> _Task statement_:
Copy all of the material below exactly.

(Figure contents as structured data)
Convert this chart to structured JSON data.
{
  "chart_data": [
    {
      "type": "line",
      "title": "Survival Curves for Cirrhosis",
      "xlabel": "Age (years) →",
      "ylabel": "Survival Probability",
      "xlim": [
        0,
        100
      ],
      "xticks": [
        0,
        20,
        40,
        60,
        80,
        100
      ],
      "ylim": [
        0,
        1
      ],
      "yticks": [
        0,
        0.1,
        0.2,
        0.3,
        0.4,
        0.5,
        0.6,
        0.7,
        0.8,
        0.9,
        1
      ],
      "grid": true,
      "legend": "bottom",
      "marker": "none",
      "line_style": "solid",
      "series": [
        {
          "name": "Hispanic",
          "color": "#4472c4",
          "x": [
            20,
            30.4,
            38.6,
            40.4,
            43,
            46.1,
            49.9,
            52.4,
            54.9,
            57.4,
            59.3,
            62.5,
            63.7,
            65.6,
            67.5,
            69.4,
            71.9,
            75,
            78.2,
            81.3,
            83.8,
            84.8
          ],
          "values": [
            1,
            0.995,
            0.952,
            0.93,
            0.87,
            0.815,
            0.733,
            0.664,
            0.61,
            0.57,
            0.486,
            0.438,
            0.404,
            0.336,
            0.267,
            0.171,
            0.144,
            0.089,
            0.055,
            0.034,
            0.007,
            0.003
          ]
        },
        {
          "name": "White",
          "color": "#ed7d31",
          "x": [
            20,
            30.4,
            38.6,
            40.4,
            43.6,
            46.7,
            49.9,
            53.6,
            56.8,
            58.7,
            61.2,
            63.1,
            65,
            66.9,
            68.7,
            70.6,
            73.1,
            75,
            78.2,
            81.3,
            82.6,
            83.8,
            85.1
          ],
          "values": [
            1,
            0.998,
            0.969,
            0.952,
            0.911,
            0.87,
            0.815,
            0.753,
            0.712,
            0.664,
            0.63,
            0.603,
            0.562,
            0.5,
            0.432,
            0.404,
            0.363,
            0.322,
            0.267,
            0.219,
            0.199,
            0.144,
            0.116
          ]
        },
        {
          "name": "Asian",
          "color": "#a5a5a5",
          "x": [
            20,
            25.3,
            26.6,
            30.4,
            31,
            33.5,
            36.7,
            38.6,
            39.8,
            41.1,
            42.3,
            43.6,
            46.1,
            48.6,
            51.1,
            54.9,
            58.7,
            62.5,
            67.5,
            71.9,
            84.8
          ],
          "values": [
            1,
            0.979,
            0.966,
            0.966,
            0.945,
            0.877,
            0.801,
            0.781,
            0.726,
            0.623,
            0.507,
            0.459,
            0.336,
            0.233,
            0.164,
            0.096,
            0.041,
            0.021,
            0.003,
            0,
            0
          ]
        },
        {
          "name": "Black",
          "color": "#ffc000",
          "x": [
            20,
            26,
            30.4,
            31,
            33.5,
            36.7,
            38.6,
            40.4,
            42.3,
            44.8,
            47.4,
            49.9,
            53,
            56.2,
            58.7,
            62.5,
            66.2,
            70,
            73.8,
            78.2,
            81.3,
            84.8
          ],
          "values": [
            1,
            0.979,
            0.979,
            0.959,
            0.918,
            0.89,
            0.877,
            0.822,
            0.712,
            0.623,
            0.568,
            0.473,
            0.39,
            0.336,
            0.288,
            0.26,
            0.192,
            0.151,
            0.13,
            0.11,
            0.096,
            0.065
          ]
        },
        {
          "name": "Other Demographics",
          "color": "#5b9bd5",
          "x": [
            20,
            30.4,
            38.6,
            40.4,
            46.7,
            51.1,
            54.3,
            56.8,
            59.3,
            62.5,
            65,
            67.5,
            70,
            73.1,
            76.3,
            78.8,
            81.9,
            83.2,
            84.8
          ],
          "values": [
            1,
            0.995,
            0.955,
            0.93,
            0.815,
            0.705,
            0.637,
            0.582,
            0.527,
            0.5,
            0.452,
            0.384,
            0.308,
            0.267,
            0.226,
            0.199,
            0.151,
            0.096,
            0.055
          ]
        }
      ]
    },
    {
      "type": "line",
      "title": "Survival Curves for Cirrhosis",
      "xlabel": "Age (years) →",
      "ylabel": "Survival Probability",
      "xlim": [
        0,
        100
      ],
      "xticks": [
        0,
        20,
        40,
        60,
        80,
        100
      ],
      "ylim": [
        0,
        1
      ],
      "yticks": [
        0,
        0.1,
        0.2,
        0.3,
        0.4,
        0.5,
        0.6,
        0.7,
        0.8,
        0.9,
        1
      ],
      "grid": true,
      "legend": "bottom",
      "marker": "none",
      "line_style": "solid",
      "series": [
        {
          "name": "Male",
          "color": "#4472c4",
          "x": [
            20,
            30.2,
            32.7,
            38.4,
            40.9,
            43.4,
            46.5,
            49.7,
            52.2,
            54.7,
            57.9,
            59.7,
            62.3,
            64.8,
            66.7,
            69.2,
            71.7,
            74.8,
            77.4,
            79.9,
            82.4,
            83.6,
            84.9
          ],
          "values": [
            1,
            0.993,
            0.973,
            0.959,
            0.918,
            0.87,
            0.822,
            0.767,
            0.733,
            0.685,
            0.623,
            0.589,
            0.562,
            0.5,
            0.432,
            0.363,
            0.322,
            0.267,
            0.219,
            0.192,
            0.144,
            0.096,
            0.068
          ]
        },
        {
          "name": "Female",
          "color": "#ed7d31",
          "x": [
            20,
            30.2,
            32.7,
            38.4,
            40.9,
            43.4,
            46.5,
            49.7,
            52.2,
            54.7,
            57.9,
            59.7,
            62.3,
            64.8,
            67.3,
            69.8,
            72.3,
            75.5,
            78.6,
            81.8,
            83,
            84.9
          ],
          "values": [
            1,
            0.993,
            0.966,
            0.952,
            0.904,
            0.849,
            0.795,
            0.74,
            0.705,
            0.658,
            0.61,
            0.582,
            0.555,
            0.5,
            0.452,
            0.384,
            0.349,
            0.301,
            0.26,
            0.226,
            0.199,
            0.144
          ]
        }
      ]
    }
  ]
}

> _Full response_:
Convert this chart to structured JSON data.
{
  "chart_data": [
    {
      "type": "line",
      "title": "Survival Curves for Cirrhosis",
      "xlabel": "Age (years) →",
      "ylabel": "Survival Probability",
      "xlim": [
        0,
        100
      ],
      "xticks": [
        0,
        20,
        40,
        60,
        80,
        100
      ],
      "ylim": [
        0,
        1
      ],
      "yticks": [
        0,
        0.1,
        0.2,
        0.3,
        0.4,
        0.5,
        0.6,
        0.7,
        0.8,
        0.9,
        1
      ],
      "grid": true,
      "legend": "bottom",
      "marker": "none",
      "line_style": "solid",
      "series": [
        {
          "name": "Hispanic",
          "color": "#4472c4",
          "x": [
            20,
            30.4,
            38.6,
            40.4,
            43,
            46.1,
            49.9,
            52.4,
            54.9,
            57.4,
            59.3,
            62.5,
            63.7,
            65.6,
            67.5,
            69.4,
            71.9,
            75,
            78.2,
            81.3,
            83.8,
            84.8
          ],
          "values": [
            1,
            0.995,
            0.952,
            0.93,
            0.87,
            0.815,
            0.733,
            0.664,
            0.61,
            0.57,
            0.486,
            0.438,
            0.404,
            0.336,
            0.267,
            0.171,
            0.144,
            0.089,
            0.055,
            0.034,
            0.007,
            0.003
          ]
        },
        {
          "name": "White",
          "color": "#ed7d31",
          "x": [
            20,
            30.4,
            38.6,
            40.4,
            43.6,
            46.7,
            49.9,
            53.6,
            56.8,
            58.7,
            61.2,
            63.1,
            65,
            66.9,
            68.7,
            70.6,
            73.1,
            75,
            78.2,
            81.3,
            82.6,
            83.8,
            85.1
          ],
          "values": [
            1,
            0.998,
            0.969,
            0.952,
            0.911,
            0.87,
            0.815,
            0.753,
            0.712,
            0.664,
            0.63,
            0.603,
            0.562,
            0.5,
            0.432,
            0.404,
            0.363,
            0.322,
            0.267,
            0.219,
            0.199,
            0.144,
            0.116
          ]
        },
        {
          "name": "Asian",
          "color": "#a5a5a5",
          "x": [
            20,
            25.3,
            26.6,
            30.4,
            31,
            33.5,
            36.7,
            38.6,
            39.8,
            41.1,
            42.3,
            43.6,
            46.1,
            48.6,
            51.1,
            54.9,
            58.7,
            62.5,
            67.5,
            71.9,
            84.8
          ],
          "values": [
            1,
            0.979,
            0.966,
            0.966,
            0.945,
            0.877,
            0.801,
            0.781,
            0.726,
            0.623,
            0.507,
            0.459,
            0.336,
            0.233,
            0.164,
            0.096,
            0.041,
            0.021,
            0.003,
            0,
            0
          ]
        },
        {
          "name": "Black",
          "color": "#ffc000",
          "x": [
            20,
            26,
            30.4,
            31,
            33.5,
            36.7,
            38.6,
            40.4,
            42.3,
            44.8,
            47.4,
            49.9,
            53,
            56.2,
            58.7,
            62.5,
            66.2,
            70,
            73.8,
            78.2,
            81.3,
            84.8
          ],
          "values": [
            1,
            0.979,
            0.979,
            0.959,
            0.918,
            0.89,
            0.877,
            0.822,
            0.712,
            0.623,
            0.568,
            0.473,
            0.39,
            0.336,
            0.288,
            0.26,
            0.192,
            0.151,
            0.13,
            0.11,
            0.096,
            0.065
          ]
        },
        {
          "name": "Other Demographics",
          "color": "#5b9bd5",
          "x": [
            20,
            30.4,
            38.6,
            40.4,
            46.7,
            51.1,
            54.3,
            56.8,
            59.3,
            62.5,
            65,
            67.5,
            70,
            73.1,
            76.3,
            78.8,
            81.9,
            83.2,
            84.8
          ],
          "values": [
            1,
            0.995,
            0.955,
            0.93,
            0.815,
            0.705,
            0.637,
            0.582,
            0.527,
            0.5,
            0.452,
            0.384,
            0.308,
            0.267,
            0.226,
            0.199,
            0.151,
            0.096,
            0.055
          ]
        }
      ]
    },
    {
      "type": "line",
      "title": "Survival Curves for Cirrhosis",
      "xlabel": "Age (years) →",
      "ylabel": "Survival Probability",
      "xlim": [
        0,
        100
      ],
      "xticks": [
        0,
        20,
        40,
        60,
        80,
        100
      ],
      "ylim": [
        0,
        1
      ],
      "yticks": [
        0,
        0.1,
        0.2,
        0.3,
        0.4,
        0.5,
        0.6,
        0.7,
        0.8,
        0.9,
        1
      ],
      "grid": true,
      "legend": "bottom",
      "marker": "none",
      "line_style": "solid",
      "series": [
        {
          "name": "Male",
          "color": "#4472c4",
          "x": [
            20,
            30.2,
            32.7,
            38.4,
            40.9,
            43.4,
            46.5,
            49.7,
            52.2,
            54.7,
            57.9,
            59.7,
            62.3,
            64.8,
            66.7,
            69.2,
            71.7,
            74.8,
            77.4,
            79.9,
            82.4,
            83.6,
            84.9
          ],
          "values": [
            1,
            0.993,
            0.973,
            0.959,
            0.918,
            0.87,
            0.822,
            0.767,
            0.733,
            0.685,
            0.623,
            0.589,
            0.562,
            0.5,
            0.432,
            0.363,
            0.322,
            0.267,
            0.219,
            0.192,
            0.144,
            0.096,
            0.068
          ]
        },
        {
          "name": "Female",
          "color": "#ed7d31",
          "x": [
            20,
            30.2,
            32.7,
            38.4,
            40.9,
            43.4,
            46.5,
            49.7,
            52.2,
            54.7,
            57.9,
            59.7,
            62.3,
            64.8,
            67.3,
            69.8,
            72.3,
            75.5,
            78.6,
            81.8,
            83,
            84.9
          ],
          "values": [
            1,
            0.993,
            0.966,
            0.952,
            0.904,
            0.849,
            0.795,
            0.74,
            0.705,
            0.658,
            0.61,
            0.582,
            0.555,
            0.5,
            0.452,
            0.384,
            0.349,
            0.301,
            0.26,
            0.226,
            0.199,
            0.144
          ]
        }
      ]
    }
  ]
}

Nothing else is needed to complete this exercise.